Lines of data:
---

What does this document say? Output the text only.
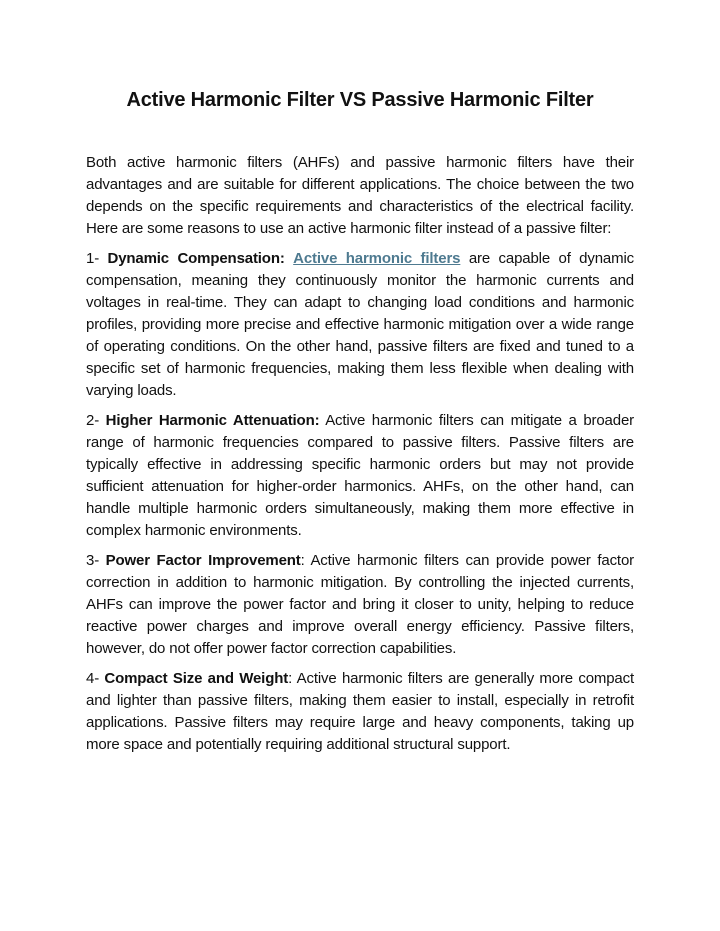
Active Harmonic Filter VS Passive Harmonic Filter

Both active harmonic filters (AHFs) and passive harmonic filters have their advantages and are suitable for different applications. The choice between the two depends on the specific requirements and characteristics of the electrical facility. Here are some reasons to use an active harmonic filter instead of a passive filter:

1- Dynamic Compensation: Active harmonic filters are capable of dynamic compensation, meaning they continuously monitor the harmonic currents and voltages in real-time. They can adapt to changing load conditions and harmonic profiles, providing more precise and effective harmonic mitigation over a wide range of operating conditions. On the other hand, passive filters are fixed and tuned to a specific set of harmonic frequencies, making them less flexible when dealing with varying loads.

2- Higher Harmonic Attenuation: Active harmonic filters can mitigate a broader range of harmonic frequencies compared to passive filters. Passive filters are typically effective in addressing specific harmonic orders but may not provide sufficient attenuation for higher-order harmonics. AHFs, on the other hand, can handle multiple harmonic orders simultaneously, making them more effective in complex harmonic environments.

3- Power Factor Improvement: Active harmonic filters can provide power factor correction in addition to harmonic mitigation. By controlling the injected currents, AHFs can improve the power factor and bring it closer to unity, helping to reduce reactive power charges and improve overall energy efficiency. Passive filters, however, do not offer power factor correction capabilities.

4- Compact Size and Weight: Active harmonic filters are generally more compact and lighter than passive filters, making them easier to install, especially in retrofit applications. Passive filters may require large and heavy components, taking up more space and potentially requiring additional structural support.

---

### STATED PROBLEM
Copy each line from the data above that includes "currents".

### ANSWER
1- Dynamic Compensation: Active harmonic filters are capable of dynamic compensation, meaning they continuously monitor the harmonic currents and voltages in real-time. They can adapt to changing load conditions and harmonic profiles, providing more precise and effective harmonic mitigation over a wide range of operating conditions. On the other hand, passive filters are fixed and tuned to a specific set of harmonic frequencies, making them less flexible when dealing with varying loads.
3- Power Factor Improvement: Active harmonic filters can provide power factor correction in addition to harmonic mitigation. By controlling the injected currents, AHFs can improve the power factor and bring it closer to unity, helping to reduce reactive power charges and improve overall energy efficiency. Passive filters, however, do not offer power factor correction capabilities.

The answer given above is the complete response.